= WHAT YOU HAVE TO DO =
In the entries below, find the lines with the word "network" and copy them.

** begin MATERIALS PROVIDED **

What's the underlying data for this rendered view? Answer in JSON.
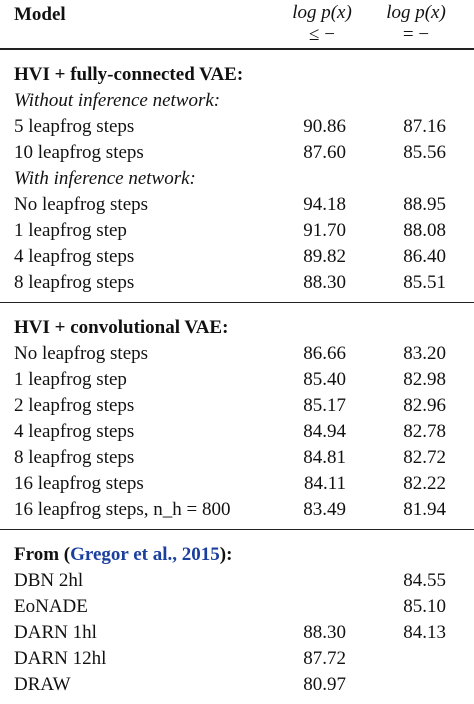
{
  "header": {
    "model": "Model",
    "col1_line1": "log p(x)",
    "col1_line2": "≤ −",
    "col2_line1": "log p(x)",
    "col2_line2": "= −"
  },
  "sections": [
    {
      "title": "HVI + fully-connected VAE:",
      "groups": [
        {
          "subtitle": "Without inference network:",
          "rows": [
            {
              "label": "5 leapfrog steps",
              "v1": "90.86",
              "v2": "87.16"
            },
            {
              "label": "10 leapfrog steps",
              "v1": "87.60",
              "v2": "85.56"
            }
          ]
        },
        {
          "subtitle": "With inference network:",
          "rows": [
            {
              "label": "No leapfrog steps",
              "v1": "94.18",
              "v2": "88.95"
            },
            {
              "label": "1 leapfrog step",
              "v1": "91.70",
              "v2": "88.08"
            },
            {
              "label": "4 leapfrog steps",
              "v1": "89.82",
              "v2": "86.40"
            },
            {
              "label": "8 leapfrog steps",
              "v1": "88.30",
              "v2": "85.51"
            }
          ]
        }
      ]
    },
    {
      "title": "HVI + convolutional VAE:",
      "groups": [
        {
          "subtitle": "",
          "rows": [
            {
              "label": "No leapfrog steps",
              "v1": "86.66",
              "v2": "83.20"
            },
            {
              "label": "1 leapfrog step",
              "v1": "85.40",
              "v2": "82.98"
            },
            {
              "label": "2 leapfrog steps",
              "v1": "85.17",
              "v2": "82.96"
            },
            {
              "label": "4 leapfrog steps",
              "v1": "84.94",
              "v2": "82.78"
            },
            {
              "label": "8 leapfrog steps",
              "v1": "84.81",
              "v2": "82.72"
            },
            {
              "label": "16 leapfrog steps",
              "v1": "84.11",
              "v2": "82.22"
            },
            {
              "label": "16 leapfrog steps, n_h = 800",
              "v1": "83.49",
              "v2": "81.94"
            }
          ]
        }
      ]
    },
    {
      "title_prefix": "From (",
      "title_cite": "Gregor et al., 2015",
      "title_suffix": "):",
      "groups": [
        {
          "subtitle": "",
          "rows": [
            {
              "label": "DBN 2hl",
              "v1": "",
              "v2": "84.55"
            },
            {
              "label": "EoNADE",
              "v1": "",
              "v2": "85.10"
            },
            {
              "label": "DARN 1hl",
              "v1": "88.30",
              "v2": "84.13"
            },
            {
              "label": "DARN 12hl",
              "v1": "87.72",
              "v2": ""
            },
            {
              "label": "DRAW",
              "v1": "80.97",
              "v2": ""
            }
          ]
        }
      ]
    }
  ]
}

** end MATERIALS PROVIDED **

= ANSWER BELOW =
          "subtitle": "Without inference network:",
          "subtitle": "With inference network:",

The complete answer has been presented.